Stored records
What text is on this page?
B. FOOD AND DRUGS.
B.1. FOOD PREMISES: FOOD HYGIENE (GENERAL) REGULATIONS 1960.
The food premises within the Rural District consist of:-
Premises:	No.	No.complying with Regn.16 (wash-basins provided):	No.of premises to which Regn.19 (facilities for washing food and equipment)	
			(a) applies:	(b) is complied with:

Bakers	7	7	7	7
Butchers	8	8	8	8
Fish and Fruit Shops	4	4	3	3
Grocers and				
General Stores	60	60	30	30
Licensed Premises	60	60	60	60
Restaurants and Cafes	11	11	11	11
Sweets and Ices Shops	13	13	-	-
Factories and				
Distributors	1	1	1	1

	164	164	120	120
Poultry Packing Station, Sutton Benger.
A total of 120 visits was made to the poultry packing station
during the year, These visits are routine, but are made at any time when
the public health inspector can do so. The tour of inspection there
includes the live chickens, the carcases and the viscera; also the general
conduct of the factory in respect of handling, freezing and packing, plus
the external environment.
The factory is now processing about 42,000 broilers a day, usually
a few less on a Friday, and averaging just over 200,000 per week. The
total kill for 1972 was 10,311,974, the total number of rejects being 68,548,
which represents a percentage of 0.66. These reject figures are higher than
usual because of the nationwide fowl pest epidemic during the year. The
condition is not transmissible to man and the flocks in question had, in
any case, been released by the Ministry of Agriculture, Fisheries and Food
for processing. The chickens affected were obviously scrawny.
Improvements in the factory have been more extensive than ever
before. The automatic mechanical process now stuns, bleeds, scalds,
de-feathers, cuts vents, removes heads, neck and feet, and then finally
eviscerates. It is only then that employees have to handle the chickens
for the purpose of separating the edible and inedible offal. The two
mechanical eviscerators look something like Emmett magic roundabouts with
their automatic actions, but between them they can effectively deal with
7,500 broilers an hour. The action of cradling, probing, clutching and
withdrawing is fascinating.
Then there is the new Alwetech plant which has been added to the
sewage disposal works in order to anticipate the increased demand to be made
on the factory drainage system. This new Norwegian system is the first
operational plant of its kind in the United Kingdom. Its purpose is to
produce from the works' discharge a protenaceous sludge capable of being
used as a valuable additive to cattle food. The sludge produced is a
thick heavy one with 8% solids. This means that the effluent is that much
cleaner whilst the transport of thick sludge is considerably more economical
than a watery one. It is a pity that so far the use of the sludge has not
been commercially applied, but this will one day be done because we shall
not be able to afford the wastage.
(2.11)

Written task => Filter the records above for lines containing the word "which", and copy those lines.

Complete answer =>
Premises:	No.	No.complying with Regn.16 (wash-basins provided):	No.of premises to which Regn.19 (facilities for washing food and equipment)	
which represents a percentage of 0.66. These reject figures are higher than
Then there is the new Alwetech plant which has been added to the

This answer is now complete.